## [TASK GOAL]
Reproduce all of the entries below exactly, without images.
** Opening AVAILABLE RECORDS block **
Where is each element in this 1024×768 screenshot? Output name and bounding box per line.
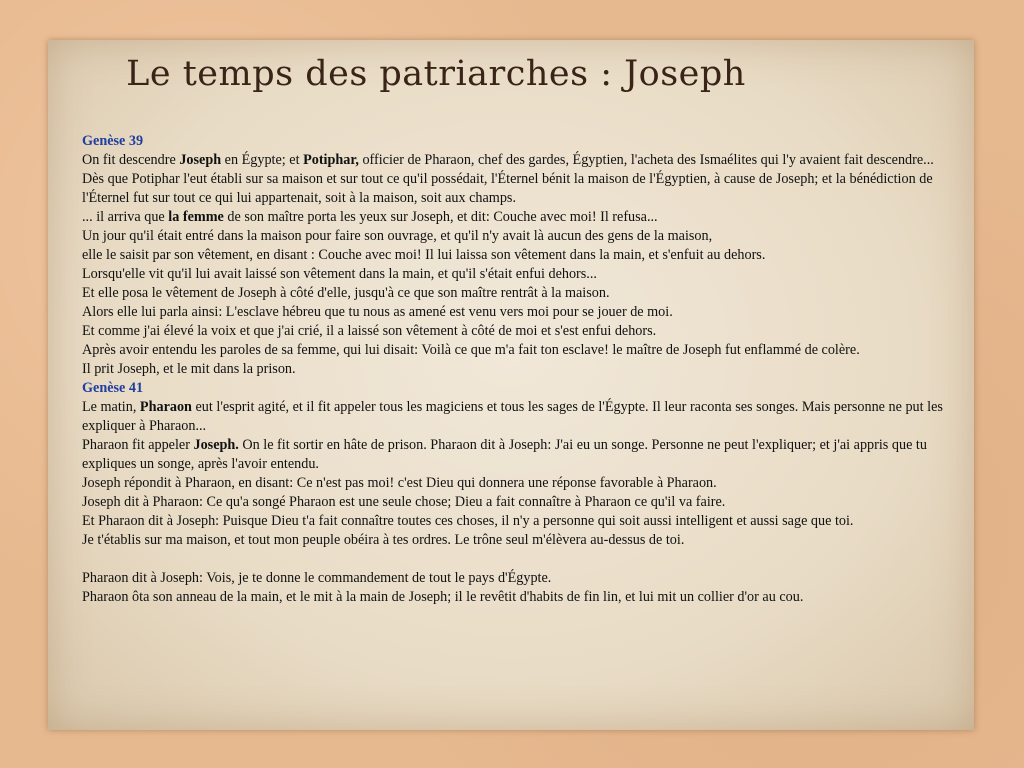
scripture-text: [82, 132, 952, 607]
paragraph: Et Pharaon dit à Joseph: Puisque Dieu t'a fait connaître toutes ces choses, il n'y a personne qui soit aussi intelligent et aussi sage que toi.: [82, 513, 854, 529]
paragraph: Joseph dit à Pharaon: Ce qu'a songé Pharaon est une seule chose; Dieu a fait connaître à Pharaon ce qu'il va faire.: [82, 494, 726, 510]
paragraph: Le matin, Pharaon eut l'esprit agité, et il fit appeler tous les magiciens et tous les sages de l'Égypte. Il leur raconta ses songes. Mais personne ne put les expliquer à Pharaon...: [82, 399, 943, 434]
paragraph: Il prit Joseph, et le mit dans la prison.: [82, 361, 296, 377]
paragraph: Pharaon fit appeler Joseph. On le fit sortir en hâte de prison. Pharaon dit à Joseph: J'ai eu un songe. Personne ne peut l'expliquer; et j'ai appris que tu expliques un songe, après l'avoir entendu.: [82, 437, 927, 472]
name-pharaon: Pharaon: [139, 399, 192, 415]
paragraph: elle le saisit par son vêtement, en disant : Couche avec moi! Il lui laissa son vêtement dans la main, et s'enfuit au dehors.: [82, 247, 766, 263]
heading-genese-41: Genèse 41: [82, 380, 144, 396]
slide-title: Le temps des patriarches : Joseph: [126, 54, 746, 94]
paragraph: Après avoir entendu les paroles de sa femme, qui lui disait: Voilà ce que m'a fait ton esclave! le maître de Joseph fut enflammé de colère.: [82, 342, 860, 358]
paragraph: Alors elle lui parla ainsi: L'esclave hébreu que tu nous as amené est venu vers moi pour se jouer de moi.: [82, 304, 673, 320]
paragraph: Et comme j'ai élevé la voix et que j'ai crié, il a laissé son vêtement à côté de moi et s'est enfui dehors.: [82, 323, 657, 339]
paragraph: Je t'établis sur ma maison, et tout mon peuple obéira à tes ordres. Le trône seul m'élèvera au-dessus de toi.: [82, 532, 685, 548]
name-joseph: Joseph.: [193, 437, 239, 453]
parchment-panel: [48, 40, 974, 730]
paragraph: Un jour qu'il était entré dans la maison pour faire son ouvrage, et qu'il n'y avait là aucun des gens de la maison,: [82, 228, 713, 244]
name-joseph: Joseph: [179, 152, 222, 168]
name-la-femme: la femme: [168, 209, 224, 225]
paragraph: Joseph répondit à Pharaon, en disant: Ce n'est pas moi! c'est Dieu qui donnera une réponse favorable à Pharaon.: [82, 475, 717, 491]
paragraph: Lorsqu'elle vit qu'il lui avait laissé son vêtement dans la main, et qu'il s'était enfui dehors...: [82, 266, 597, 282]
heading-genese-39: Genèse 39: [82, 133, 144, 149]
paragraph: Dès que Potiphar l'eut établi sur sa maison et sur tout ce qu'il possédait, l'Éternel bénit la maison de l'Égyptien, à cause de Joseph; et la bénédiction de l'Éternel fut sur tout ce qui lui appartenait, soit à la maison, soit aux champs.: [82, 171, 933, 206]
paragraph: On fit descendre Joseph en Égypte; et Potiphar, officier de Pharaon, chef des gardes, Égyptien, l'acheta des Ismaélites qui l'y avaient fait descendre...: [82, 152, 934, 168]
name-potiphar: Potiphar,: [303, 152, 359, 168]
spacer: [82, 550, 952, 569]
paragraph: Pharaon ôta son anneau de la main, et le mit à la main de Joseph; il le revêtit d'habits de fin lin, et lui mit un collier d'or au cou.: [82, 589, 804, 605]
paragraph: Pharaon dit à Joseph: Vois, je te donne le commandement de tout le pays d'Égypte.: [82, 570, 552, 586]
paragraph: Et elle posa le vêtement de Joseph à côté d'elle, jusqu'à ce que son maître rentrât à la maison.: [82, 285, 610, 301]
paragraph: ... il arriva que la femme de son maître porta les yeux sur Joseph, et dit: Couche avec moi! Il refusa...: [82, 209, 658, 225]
** Closing AVAILABLE RECORDS block **
## [ANSWER TO THIS TASK]
Where is each element in this 1024×768 screenshot? Output name and bounding box per line.
scripture-text: [82, 132, 952, 607]
paragraph: Et Pharaon dit à Joseph: Puisque Dieu t'a fait connaître toutes ces choses, il n'y a personne qui soit aussi intelligent et aussi sage que toi.: [82, 513, 854, 529]
paragraph: Joseph dit à Pharaon: Ce qu'a songé Pharaon est une seule chose; Dieu a fait connaître à Pharaon ce qu'il va faire.: [82, 494, 726, 510]
paragraph: Le matin, Pharaon eut l'esprit agité, et il fit appeler tous les magiciens et tous les sages de l'Égypte. Il leur raconta ses songes. Mais personne ne put les expliquer à Pharaon...: [82, 399, 943, 434]
paragraph: Il prit Joseph, et le mit dans la prison.: [82, 361, 296, 377]
paragraph: Pharaon fit appeler Joseph. On le fit sortir en hâte de prison. Pharaon dit à Joseph: J'ai eu un songe. Personne ne peut l'expliquer; et j'ai appris que tu expliques un songe, après l'avoir entendu.: [82, 437, 927, 472]
name-pharaon: Pharaon: [139, 399, 192, 415]
paragraph: elle le saisit par son vêtement, en disant : Couche avec moi! Il lui laissa son vêtement dans la main, et s'enfuit au dehors.: [82, 247, 766, 263]
heading-genese-41: Genèse 41: [82, 380, 144, 396]
slide-title: Le temps des patriarches : Joseph: [126, 54, 746, 94]
paragraph: Après avoir entendu les paroles de sa femme, qui lui disait: Voilà ce que m'a fait ton esclave! le maître de Joseph fut enflammé de colère.: [82, 342, 860, 358]
paragraph: Alors elle lui parla ainsi: L'esclave hébreu que tu nous as amené est venu vers moi pour se jouer de moi.: [82, 304, 673, 320]
paragraph: Et comme j'ai élevé la voix et que j'ai crié, il a laissé son vêtement à côté de moi et s'est enfui dehors.: [82, 323, 657, 339]
paragraph: Je t'établis sur ma maison, et tout mon peuple obéira à tes ordres. Le trône seul m'élèvera au-dessus de toi.: [82, 532, 685, 548]
name-joseph: Joseph.: [193, 437, 239, 453]
parchment-panel: [48, 40, 974, 730]
paragraph: Un jour qu'il était entré dans la maison pour faire son ouvrage, et qu'il n'y avait là aucun des gens de la maison,: [82, 228, 713, 244]
name-joseph: Joseph: [179, 152, 222, 168]
name-la-femme: la femme: [168, 209, 224, 225]
paragraph: Joseph répondit à Pharaon, en disant: Ce n'est pas moi! c'est Dieu qui donnera une réponse favorable à Pharaon.: [82, 475, 717, 491]
paragraph: Lorsqu'elle vit qu'il lui avait laissé son vêtement dans la main, et qu'il s'était enfui dehors...: [82, 266, 597, 282]
heading-genese-39: Genèse 39: [82, 133, 144, 149]
paragraph: Dès que Potiphar l'eut établi sur sa maison et sur tout ce qu'il possédait, l'Éternel bénit la maison de l'Égyptien, à cause de Joseph; et la bénédiction de l'Éternel fut sur tout ce qui lui appartenait, soit à la maison, soit aux champs.: [82, 171, 933, 206]
paragraph: On fit descendre Joseph en Égypte; et Potiphar, officier de Pharaon, chef des gardes, Égyptien, l'acheta des Ismaélites qui l'y avaient fait descendre...: [82, 152, 934, 168]
name-potiphar: Potiphar,: [303, 152, 359, 168]
spacer: [82, 550, 952, 569]
paragraph: Pharaon ôta son anneau de la main, et le mit à la main de Joseph; il le revêtit d'habits de fin lin, et lui mit un collier d'or au cou.: [82, 589, 804, 605]
paragraph: Pharaon dit à Joseph: Vois, je te donne le commandement de tout le pays d'Égypte.: [82, 570, 552, 586]
paragraph: Et elle posa le vêtement de Joseph à côté d'elle, jusqu'à ce que son maître rentrât à la maison.: [82, 285, 610, 301]
paragraph: ... il arriva que la femme de son maître porta les yeux sur Joseph, et dit: Couche avec moi! Il refusa...: [82, 209, 658, 225]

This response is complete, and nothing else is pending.